───── Materials provided ─────

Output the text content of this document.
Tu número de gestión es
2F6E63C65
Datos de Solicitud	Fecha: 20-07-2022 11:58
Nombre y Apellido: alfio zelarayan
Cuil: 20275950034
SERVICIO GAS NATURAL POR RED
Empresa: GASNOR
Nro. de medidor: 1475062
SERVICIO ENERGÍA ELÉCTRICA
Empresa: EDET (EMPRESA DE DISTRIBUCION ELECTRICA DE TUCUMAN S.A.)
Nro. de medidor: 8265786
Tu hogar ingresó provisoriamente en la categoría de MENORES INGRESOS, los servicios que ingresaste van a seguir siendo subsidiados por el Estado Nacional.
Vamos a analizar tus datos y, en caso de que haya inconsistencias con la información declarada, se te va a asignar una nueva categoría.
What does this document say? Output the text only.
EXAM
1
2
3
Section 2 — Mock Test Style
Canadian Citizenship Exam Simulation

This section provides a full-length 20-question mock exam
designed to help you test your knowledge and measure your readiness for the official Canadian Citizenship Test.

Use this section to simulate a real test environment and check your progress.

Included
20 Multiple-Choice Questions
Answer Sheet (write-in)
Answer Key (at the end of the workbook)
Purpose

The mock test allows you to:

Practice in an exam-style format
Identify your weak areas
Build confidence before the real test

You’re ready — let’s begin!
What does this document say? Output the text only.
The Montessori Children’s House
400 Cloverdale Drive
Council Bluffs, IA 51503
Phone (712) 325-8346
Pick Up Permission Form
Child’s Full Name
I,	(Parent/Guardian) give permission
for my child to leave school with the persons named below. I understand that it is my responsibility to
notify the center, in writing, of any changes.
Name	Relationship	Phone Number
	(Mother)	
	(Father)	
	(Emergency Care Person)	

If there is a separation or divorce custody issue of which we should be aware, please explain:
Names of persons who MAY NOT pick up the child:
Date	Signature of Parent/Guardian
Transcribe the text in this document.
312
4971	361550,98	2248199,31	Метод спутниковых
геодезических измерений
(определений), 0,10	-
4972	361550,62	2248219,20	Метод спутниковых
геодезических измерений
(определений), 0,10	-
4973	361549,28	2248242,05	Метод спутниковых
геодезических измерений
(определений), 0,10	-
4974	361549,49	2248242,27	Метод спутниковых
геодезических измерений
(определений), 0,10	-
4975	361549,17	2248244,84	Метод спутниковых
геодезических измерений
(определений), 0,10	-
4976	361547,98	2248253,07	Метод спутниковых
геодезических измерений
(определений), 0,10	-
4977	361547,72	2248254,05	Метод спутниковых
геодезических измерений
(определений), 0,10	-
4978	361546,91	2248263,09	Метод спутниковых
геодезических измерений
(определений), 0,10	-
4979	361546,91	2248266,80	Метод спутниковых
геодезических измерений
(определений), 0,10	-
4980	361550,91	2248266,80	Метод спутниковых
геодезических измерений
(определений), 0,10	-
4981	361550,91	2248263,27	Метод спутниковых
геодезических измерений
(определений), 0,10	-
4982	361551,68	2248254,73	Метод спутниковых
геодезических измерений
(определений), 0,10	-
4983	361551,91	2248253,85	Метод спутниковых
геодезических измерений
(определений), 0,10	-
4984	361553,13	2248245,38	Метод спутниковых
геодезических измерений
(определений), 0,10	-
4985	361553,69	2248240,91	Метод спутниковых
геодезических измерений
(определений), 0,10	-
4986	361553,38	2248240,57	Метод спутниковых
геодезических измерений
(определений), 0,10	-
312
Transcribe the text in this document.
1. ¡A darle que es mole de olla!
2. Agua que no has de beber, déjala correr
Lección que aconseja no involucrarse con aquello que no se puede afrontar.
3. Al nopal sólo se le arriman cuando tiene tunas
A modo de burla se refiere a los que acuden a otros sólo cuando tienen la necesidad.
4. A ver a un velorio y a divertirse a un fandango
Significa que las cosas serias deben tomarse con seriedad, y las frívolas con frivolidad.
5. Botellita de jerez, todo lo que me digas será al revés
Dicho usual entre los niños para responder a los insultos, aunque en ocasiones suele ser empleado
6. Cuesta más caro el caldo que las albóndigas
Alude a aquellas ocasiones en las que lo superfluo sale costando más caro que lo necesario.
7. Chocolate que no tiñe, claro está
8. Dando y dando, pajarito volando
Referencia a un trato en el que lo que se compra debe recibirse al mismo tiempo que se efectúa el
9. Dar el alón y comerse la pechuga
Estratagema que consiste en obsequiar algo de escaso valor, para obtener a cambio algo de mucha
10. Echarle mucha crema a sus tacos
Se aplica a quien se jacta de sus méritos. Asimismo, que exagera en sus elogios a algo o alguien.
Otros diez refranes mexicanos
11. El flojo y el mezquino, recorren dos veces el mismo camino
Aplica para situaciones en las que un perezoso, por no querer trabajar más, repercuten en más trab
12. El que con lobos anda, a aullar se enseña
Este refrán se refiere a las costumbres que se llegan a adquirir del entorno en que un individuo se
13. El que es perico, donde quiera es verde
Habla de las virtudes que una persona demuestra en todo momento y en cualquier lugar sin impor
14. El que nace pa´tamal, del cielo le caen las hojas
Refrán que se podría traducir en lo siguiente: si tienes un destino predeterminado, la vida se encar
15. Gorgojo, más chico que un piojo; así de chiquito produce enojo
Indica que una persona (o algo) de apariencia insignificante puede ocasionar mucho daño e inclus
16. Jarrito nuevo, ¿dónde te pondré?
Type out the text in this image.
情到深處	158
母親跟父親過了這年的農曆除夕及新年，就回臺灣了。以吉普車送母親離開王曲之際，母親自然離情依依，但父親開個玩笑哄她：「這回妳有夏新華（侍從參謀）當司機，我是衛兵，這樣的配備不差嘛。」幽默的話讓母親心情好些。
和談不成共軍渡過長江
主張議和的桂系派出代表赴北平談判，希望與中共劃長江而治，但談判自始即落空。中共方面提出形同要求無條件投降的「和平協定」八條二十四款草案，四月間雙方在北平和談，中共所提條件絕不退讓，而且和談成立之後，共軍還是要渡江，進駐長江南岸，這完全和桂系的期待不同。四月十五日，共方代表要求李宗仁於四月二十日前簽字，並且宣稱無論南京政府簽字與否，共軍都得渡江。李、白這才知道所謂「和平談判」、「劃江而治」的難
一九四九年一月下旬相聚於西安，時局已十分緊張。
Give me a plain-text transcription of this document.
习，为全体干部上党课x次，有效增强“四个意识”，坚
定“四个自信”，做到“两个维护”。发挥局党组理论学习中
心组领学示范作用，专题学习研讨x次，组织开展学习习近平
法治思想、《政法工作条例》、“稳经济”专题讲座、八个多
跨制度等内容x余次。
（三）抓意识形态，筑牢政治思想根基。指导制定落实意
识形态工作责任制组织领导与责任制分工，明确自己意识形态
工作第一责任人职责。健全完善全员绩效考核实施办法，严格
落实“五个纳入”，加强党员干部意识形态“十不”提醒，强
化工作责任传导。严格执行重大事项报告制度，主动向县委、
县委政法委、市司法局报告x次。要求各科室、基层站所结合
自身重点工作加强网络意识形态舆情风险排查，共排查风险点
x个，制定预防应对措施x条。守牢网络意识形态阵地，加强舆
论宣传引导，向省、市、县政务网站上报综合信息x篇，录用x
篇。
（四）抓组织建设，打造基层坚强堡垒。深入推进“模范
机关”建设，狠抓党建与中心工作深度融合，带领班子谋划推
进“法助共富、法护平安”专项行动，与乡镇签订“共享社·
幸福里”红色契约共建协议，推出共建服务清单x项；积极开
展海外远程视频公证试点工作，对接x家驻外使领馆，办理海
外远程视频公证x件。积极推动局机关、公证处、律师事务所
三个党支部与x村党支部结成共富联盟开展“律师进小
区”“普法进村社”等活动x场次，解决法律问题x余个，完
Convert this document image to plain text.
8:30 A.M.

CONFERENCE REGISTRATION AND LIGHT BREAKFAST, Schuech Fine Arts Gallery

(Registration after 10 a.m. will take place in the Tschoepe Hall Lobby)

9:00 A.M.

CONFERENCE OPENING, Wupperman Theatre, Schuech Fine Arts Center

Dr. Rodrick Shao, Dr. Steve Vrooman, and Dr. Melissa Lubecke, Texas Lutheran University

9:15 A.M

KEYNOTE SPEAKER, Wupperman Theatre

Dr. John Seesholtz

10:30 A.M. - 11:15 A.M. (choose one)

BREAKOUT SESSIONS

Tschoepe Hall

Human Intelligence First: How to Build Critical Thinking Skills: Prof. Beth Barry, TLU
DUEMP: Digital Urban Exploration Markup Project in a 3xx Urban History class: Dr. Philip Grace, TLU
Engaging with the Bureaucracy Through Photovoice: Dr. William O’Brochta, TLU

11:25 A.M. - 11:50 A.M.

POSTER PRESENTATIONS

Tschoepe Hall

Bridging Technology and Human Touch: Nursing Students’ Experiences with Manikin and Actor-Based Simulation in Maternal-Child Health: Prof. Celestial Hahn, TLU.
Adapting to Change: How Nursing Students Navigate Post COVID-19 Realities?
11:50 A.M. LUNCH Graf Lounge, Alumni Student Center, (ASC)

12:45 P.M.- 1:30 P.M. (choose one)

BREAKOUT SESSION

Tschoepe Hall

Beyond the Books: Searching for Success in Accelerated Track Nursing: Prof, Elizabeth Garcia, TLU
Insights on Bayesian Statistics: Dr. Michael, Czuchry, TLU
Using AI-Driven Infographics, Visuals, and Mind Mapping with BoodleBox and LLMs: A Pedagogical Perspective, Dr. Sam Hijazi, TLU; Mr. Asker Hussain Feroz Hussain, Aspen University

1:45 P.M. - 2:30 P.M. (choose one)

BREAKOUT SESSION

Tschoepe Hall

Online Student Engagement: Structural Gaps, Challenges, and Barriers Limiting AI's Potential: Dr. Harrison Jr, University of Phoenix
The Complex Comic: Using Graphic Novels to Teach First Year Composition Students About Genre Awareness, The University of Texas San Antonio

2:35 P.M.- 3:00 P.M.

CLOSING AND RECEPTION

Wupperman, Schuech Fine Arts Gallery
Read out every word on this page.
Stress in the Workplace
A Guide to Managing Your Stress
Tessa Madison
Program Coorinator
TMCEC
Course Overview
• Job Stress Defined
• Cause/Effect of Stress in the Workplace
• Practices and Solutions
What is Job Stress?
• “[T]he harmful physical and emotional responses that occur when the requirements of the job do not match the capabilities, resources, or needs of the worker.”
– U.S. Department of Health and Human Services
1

─────

Pull out each line holding the string "refiere".

• Output for this exercise:
A modo de burla se refiere a los que acuden a otros sólo cuando tienen la necesidad.
Este refrán se refiere a las costumbres que se llegan a adquirir del entorno en que un individuo se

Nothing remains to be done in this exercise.